DIRECTIVE.
Your task is to copy each line that has the word "arrow".

TASK INPUT.

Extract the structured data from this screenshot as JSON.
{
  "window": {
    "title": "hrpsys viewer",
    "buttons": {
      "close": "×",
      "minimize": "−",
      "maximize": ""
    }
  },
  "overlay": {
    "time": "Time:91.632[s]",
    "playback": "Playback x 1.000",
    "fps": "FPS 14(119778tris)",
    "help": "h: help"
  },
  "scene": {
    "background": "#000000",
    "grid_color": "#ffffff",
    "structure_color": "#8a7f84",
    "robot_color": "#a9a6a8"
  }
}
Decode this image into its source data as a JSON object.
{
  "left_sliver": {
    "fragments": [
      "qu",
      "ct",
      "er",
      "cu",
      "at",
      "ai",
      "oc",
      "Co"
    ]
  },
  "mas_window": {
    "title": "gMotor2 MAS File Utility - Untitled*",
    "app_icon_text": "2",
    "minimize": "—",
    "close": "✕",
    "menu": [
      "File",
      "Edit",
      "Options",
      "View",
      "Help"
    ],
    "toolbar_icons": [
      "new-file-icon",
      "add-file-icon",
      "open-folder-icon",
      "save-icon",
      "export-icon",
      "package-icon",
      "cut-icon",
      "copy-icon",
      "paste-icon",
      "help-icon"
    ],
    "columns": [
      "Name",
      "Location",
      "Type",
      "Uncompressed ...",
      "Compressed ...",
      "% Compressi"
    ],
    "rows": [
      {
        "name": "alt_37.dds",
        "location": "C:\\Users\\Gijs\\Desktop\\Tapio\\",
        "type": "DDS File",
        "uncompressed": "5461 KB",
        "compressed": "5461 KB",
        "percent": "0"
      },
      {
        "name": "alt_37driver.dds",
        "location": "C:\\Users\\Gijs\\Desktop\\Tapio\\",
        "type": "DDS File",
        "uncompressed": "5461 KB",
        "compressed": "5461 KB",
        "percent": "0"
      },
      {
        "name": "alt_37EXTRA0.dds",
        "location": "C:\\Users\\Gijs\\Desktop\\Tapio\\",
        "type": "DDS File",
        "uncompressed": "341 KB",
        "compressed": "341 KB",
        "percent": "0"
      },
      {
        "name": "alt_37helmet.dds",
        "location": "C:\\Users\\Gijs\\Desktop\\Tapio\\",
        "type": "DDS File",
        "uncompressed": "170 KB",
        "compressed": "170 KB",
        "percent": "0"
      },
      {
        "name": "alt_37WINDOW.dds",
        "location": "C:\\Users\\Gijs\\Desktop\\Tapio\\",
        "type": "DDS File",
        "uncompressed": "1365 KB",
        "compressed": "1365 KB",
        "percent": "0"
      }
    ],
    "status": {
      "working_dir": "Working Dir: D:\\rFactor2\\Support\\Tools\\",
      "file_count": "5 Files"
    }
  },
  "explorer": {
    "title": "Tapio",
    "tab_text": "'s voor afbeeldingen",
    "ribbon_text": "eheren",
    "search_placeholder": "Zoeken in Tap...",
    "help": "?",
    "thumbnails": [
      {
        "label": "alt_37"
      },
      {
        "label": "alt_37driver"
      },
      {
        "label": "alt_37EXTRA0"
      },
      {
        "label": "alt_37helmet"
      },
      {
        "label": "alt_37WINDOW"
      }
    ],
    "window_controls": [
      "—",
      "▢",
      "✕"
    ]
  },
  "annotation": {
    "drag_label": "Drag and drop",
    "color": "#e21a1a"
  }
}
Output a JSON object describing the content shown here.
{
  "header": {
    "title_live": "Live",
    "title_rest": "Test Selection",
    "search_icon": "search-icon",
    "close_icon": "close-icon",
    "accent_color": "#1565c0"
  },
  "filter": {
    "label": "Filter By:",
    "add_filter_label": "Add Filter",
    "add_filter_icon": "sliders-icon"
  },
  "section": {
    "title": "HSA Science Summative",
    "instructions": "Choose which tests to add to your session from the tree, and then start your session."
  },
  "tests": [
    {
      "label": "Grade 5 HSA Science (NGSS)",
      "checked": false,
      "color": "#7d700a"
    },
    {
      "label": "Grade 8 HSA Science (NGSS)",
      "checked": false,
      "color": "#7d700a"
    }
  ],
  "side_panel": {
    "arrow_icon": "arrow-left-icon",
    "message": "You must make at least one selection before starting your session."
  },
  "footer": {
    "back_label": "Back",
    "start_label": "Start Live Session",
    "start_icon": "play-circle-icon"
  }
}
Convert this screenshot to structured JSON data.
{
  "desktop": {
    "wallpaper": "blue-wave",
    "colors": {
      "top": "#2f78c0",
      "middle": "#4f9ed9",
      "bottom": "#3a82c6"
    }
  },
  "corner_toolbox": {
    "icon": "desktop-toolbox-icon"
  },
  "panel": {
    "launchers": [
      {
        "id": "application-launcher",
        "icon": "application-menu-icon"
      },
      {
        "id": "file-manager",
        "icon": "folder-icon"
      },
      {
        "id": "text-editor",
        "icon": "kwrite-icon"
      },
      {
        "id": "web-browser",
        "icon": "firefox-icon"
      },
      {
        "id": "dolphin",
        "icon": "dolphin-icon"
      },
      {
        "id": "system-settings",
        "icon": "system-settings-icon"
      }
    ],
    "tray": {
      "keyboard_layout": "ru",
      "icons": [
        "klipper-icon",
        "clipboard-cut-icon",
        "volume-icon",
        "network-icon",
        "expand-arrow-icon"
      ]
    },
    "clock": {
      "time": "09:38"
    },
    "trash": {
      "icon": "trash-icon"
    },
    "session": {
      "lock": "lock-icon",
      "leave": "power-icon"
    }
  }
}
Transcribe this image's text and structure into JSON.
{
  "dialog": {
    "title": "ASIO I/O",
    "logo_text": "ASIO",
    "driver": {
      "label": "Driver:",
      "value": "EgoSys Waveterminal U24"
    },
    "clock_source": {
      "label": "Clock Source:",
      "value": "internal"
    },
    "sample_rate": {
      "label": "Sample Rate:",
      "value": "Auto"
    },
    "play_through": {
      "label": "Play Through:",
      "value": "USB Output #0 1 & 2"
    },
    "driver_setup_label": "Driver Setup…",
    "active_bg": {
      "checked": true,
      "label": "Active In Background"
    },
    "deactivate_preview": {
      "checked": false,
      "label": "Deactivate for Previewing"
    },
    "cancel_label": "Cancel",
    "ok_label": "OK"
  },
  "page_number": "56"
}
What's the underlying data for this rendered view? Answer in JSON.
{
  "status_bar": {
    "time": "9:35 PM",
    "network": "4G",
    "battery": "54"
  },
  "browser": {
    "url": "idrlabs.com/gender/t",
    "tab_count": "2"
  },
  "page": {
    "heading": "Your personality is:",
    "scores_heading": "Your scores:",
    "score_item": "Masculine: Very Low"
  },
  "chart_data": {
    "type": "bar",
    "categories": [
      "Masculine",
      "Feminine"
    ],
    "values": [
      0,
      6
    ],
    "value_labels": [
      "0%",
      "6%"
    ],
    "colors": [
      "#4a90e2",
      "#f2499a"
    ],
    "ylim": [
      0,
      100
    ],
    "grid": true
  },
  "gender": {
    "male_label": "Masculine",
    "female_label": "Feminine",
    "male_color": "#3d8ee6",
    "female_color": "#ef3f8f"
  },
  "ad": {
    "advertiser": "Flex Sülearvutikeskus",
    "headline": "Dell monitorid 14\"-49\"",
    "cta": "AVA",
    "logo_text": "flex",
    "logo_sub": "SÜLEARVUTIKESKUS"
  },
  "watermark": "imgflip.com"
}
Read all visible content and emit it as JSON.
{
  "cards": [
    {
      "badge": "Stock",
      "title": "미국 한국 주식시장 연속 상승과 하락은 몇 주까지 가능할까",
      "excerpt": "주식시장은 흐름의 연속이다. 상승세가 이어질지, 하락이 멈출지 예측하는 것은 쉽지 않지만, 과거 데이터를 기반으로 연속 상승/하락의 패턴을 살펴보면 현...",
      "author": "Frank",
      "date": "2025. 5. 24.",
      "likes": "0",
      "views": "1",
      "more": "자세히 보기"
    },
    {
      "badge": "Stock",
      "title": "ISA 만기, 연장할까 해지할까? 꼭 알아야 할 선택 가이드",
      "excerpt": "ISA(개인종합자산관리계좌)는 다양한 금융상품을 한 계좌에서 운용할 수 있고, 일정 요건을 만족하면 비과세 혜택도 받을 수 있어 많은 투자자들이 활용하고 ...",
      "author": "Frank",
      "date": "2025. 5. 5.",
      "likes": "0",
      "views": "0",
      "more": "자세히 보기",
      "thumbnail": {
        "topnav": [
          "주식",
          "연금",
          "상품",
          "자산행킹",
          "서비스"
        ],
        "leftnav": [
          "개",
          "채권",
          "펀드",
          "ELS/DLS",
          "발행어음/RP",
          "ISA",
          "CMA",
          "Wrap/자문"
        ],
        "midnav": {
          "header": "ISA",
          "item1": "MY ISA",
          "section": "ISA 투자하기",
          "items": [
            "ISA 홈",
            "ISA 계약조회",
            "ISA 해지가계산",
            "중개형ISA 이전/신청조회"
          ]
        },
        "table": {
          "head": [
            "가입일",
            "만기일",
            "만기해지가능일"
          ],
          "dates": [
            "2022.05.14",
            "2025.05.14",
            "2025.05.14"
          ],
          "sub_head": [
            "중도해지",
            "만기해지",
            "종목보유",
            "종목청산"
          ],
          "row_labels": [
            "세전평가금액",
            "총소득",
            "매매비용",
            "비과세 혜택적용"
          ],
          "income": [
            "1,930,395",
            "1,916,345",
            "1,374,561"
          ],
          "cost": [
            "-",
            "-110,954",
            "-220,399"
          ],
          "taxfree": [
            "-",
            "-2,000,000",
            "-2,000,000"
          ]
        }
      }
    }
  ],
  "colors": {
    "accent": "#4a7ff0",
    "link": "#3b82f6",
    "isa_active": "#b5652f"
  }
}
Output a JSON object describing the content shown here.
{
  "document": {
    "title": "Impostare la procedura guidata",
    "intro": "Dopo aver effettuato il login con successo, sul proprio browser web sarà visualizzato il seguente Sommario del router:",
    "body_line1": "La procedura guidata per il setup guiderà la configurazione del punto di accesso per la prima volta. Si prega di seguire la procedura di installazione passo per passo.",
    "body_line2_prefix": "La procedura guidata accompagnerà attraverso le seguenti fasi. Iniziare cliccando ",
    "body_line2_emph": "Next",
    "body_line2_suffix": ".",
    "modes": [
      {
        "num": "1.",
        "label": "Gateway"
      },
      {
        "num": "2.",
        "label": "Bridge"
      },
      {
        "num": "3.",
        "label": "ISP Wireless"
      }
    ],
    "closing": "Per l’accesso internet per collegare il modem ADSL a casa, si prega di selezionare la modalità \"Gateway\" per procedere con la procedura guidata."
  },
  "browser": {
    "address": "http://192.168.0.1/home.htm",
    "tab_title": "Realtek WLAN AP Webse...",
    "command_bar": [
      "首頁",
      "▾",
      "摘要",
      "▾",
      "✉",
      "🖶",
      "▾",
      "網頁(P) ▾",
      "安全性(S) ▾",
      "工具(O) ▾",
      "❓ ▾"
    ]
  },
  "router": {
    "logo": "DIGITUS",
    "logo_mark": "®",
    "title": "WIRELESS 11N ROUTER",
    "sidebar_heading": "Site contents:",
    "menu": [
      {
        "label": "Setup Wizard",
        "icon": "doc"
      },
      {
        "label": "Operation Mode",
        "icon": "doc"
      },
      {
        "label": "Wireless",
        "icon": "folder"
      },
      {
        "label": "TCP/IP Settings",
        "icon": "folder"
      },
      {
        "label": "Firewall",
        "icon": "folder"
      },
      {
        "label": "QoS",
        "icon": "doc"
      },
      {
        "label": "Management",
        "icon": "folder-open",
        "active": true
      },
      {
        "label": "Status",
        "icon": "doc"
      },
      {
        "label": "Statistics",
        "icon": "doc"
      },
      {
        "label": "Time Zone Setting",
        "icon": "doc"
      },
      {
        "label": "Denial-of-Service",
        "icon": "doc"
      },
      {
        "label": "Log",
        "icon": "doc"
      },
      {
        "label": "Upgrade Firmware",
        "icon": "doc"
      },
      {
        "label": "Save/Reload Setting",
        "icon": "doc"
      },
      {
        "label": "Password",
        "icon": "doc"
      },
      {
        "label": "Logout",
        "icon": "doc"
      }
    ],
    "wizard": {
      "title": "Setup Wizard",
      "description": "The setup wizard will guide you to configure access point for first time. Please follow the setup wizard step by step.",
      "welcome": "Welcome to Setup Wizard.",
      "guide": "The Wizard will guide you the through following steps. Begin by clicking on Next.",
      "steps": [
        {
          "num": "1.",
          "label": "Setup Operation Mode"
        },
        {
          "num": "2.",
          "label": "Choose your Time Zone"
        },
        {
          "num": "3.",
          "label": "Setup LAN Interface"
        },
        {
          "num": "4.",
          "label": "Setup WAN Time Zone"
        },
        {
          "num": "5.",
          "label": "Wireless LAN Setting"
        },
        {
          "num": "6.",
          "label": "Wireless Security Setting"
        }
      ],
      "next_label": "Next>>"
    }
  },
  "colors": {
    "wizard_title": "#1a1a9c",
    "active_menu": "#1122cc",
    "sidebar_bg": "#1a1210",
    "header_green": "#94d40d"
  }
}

TASK OUTPUT.
    "arrow_icon": "arrow-left-icon",
        "expand-arrow-icon"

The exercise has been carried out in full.